### [What you should do]
Restate each of the lines given below, word for word.
## start Records for the exercise
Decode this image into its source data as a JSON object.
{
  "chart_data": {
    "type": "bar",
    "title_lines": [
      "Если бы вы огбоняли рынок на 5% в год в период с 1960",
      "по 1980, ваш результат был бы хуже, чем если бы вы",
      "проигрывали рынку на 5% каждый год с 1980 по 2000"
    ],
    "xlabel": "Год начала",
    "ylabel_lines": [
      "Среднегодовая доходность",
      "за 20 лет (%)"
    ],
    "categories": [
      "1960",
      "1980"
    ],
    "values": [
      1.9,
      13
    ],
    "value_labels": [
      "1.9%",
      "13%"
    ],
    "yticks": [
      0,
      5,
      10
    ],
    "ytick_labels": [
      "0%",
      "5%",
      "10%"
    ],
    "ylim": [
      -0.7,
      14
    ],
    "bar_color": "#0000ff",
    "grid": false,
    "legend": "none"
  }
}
## end Records for the exercise
### [Result for this exercise]
Decode this image into its source data as a JSON object.
{
  "chart_data": {
    "type": "bar",
    "title_lines": [
      "Если бы вы огбоняли рынок на 5% в год в период с 1960",
      "по 1980, ваш результат был бы хуже, чем если бы вы",
      "проигрывали рынку на 5% каждый год с 1980 по 2000"
    ],
    "xlabel": "Год начала",
    "ylabel_lines": [
      "Среднегодовая доходность",
      "за 20 лет (%)"
    ],
    "categories": [
      "1960",
      "1980"
    ],
    "values": [
      1.9,
      13
    ],
    "value_labels": [
      "1.9%",
      "13%"
    ],
    "yticks": [
      0,
      5,
      10
    ],
    "ytick_labels": [
      "0%",
      "5%",
      "10%"
    ],
    "ylim": [
      -0.7,
      14
    ],
    "bar_color": "#0000ff",
    "grid": false,
    "legend": "none"
  }
}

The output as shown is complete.